__Extrait choisi__:

================

5) Vos références principales sur votre site sont Castoriadis et Fargette. Commençons par Fargette, dont j’ai lu tous les écrits depuis les années 80. Guy est (ou a été ? je ne sais pas bien) un ami (Depuis, Guy Fargette a rédigé plusieurs articles calomnieux et remplis d’inexactitudes et d’affabulations à mon égard, Y.C., décembre 2011). Nous avons discuté politique pendant plus de 10 ans et c’est grâce à nos discussions que j’ai repris goût à la réflexion politique. Je lui dois donc beaucoup sur le plan moral et politique. Nos discussions ont commencé en 1991 et ont dû se poursuivre jusqu’en 2004/2006. Au départ, nous nous réunissions pour échanger des idées, des lectures, et casser du sucre sur le dos des gauchistes. Bref, pour moi, évacuer mes déceptions et mon ressentiment contre LO, mes camarades de Combat communiste qui m’avaient déçu et démoralisé (j’étais dans une posture de victime, bien propre au ressentiment), etc. Bref une fonction quasiment thérapeutique. Mon impression est que nous partagions un certain pessimisme sur l’homme et la nature humaine et sur l’impossibilité d’une transformation révolutionnaire immédiate ou rapide. Lors de nos dernières conversations il avait plutôt tendance à considérer qu’il faudrait au moins un siècle pour qu’on commence à y voir plus clair.
Ce qui m’a frappé, mais je ne m’en suis pas rendu compte clairement même si cela perçait un peu dans mon interview de lui en 2004 à propos de Huntington (http://www.mondialisme.org/spip.php...), c’est qu’il essentialisait beaucoup les civilisations et les peuples. J’ai l’impression que progressivement il s’est orienté vers des jugements de plus en plus négatifs envers les personnes « de culture arabo-musulmane », jugements négatifs qui se sont exprimés à la fois dans ses considérations géopolitiques de plus en plus catastrophistes sur l’islam politique, voire l’islam tout court , et dans son analyse des émeutes de 2005 et dans son opinion sur l’immigration en France. Je ne pense pas qu’il soit devenu raciste, au sens militant du terme, mais je crains que son hypersensibilité par rapport aux actes d’incivilité, aux petits chocs culturels ou tout simplement aux chocs de classe entre petits bourgeois, prolétaires et sous-prolétaires dans les quartiers populaires, l’ait conduit à généraliser de façon abusive à partir de faits divers, d’anecdotes, de façon à renforcer encore son pessimisme historique et à analyser certains événements qui ont touché son entourage immédiat. (Comme je vous l’ai dit, à partir de la même démarche construite sur 3 incidents survenus avec entre mon fils et ses copains, d’un côté, des jeunes Africains ou Franco-Africains en une dizaine d’années, de l’autre mon fils et moi pourrions facilement construire des réflexions « anthropologiques » sur l’incapacité des « Noirs » à vivre en bonne entente avec les « Blancs » dans le 14e arrondissement de Paris).

================

__Bloc de données__:
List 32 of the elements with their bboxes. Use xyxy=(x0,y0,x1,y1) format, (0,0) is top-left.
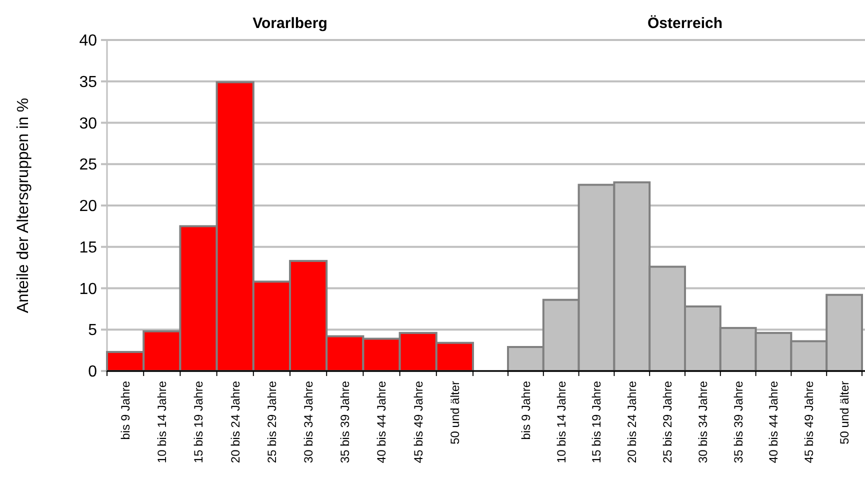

================

__Consigne__: D'après l'extrait choisi, dans quels domaines se sont exprimés les jugements négatifs de Guy Fargette envers les personnes « de culture arabo-musulmane » ? Énumérez-les tous.

__Réponse attendue__:
- Ses considérations géopolitiques de plus en plus catastrophistes sur l'islam politique, voire l'islam tout court
- Son analyse des émeutes de 2005
- Son opinion sur l'immigration en France